* START LISTED RECORDS *

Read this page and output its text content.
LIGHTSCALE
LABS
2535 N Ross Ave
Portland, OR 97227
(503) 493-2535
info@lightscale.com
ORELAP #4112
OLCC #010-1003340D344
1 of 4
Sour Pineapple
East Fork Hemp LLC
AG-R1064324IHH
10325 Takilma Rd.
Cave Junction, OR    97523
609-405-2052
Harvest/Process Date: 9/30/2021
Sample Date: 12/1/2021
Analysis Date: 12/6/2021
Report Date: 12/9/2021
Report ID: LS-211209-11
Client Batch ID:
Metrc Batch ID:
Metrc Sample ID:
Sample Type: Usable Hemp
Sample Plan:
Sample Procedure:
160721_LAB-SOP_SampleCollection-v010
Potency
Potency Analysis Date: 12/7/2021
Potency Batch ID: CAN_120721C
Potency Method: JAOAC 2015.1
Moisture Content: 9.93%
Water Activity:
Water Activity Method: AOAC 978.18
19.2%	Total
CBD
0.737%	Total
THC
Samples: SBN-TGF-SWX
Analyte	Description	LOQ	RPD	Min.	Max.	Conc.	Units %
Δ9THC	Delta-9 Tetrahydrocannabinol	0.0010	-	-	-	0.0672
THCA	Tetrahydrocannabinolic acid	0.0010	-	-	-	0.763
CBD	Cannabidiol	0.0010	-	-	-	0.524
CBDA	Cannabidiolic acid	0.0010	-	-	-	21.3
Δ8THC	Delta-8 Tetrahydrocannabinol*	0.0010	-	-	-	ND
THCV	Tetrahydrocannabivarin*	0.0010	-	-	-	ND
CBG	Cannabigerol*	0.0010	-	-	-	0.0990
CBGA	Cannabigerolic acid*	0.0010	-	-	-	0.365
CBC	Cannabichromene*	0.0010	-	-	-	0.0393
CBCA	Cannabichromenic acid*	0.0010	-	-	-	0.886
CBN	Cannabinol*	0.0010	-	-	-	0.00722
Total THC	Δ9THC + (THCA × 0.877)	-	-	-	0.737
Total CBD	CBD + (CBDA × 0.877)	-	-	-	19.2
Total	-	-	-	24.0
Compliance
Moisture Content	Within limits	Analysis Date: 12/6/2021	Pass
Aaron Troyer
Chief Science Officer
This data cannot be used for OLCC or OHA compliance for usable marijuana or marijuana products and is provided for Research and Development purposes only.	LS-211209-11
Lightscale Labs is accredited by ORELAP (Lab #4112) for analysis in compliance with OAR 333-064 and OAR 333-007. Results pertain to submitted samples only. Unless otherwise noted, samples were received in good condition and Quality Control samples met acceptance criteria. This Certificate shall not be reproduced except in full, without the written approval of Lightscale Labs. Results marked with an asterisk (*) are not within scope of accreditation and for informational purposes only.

* END LISTED RECORDS *

• AIM
Which lines hold the string "Hemp"? Copy all of them from the data above.

• WORKED ANSWER
East Fork Hemp LLC
Sample Type: Usable Hemp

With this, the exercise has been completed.